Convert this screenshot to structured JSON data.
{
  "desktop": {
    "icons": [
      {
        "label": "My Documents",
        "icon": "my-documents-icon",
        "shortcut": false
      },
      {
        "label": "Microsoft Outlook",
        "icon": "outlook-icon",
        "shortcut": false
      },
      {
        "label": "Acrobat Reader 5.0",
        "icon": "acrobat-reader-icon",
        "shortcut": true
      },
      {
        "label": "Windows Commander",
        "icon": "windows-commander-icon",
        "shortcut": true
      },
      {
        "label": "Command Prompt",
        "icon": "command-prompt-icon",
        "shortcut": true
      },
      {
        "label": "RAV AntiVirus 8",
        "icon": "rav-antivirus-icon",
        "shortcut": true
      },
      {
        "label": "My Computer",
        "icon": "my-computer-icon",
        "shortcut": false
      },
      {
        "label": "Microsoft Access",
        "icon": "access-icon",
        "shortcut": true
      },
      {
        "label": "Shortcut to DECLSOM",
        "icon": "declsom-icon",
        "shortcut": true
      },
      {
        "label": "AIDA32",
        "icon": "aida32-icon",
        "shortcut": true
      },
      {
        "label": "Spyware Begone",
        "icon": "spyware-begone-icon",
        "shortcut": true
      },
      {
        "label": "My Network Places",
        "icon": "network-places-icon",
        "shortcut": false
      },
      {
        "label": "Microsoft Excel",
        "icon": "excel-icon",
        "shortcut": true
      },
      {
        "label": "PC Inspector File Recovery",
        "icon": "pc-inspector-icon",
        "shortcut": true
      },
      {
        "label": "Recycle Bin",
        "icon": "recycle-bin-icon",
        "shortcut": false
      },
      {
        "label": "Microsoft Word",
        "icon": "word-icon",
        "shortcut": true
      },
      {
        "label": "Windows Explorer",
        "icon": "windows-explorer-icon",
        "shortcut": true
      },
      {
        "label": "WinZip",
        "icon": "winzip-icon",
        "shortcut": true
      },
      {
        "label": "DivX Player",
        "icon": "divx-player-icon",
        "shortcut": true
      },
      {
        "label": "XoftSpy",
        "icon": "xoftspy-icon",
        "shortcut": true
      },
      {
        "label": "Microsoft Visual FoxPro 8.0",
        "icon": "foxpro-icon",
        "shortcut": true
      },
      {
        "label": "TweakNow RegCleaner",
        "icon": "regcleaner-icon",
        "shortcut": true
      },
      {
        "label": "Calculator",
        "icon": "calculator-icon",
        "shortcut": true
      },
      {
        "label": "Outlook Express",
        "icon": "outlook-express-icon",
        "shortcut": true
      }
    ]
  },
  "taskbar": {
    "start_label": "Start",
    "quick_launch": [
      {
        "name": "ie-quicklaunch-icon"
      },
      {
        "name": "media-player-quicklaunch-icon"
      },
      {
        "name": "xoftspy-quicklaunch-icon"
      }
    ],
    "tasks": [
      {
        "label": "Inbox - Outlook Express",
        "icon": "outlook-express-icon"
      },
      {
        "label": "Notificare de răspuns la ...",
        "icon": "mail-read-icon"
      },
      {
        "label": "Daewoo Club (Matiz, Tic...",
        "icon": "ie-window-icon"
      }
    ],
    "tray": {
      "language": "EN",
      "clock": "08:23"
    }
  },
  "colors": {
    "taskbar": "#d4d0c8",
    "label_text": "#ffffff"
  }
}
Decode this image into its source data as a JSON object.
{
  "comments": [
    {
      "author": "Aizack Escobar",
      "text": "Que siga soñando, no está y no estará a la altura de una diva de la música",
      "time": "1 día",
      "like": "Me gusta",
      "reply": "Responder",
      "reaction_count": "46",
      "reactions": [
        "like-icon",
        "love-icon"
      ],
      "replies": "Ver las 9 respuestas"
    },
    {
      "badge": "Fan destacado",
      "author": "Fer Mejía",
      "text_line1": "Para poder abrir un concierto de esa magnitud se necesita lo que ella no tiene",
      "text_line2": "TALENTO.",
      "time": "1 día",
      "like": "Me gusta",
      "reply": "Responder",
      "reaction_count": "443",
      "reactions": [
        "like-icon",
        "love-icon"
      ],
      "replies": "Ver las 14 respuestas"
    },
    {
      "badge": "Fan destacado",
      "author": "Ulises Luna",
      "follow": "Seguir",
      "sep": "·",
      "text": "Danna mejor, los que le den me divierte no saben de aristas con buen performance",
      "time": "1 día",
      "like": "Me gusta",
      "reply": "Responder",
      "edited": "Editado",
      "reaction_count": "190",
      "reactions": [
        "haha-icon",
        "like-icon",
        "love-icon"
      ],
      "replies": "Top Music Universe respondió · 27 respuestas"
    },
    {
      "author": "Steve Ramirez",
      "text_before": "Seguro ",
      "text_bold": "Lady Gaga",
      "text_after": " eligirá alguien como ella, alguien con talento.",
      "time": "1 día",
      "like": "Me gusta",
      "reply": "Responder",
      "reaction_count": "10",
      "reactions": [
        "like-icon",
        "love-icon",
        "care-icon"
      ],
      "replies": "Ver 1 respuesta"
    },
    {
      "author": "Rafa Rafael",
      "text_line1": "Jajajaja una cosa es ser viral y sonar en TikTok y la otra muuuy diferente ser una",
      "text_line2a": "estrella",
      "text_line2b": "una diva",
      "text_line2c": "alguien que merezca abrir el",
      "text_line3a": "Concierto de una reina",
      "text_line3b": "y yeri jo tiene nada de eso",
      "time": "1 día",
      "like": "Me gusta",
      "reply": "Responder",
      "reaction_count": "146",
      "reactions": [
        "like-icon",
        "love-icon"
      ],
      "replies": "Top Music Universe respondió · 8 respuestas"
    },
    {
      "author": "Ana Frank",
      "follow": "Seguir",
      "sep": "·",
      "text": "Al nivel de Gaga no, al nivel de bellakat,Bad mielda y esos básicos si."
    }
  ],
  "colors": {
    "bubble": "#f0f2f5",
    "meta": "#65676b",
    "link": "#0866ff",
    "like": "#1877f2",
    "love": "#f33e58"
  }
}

INSTRUCTIONS TO FOLLOW:
Would you show all lines of the material above that contain the word "JSON"?

TASK OUTPUT:
Convert this screenshot to structured JSON data.
Decode this image into its source data as a JSON object.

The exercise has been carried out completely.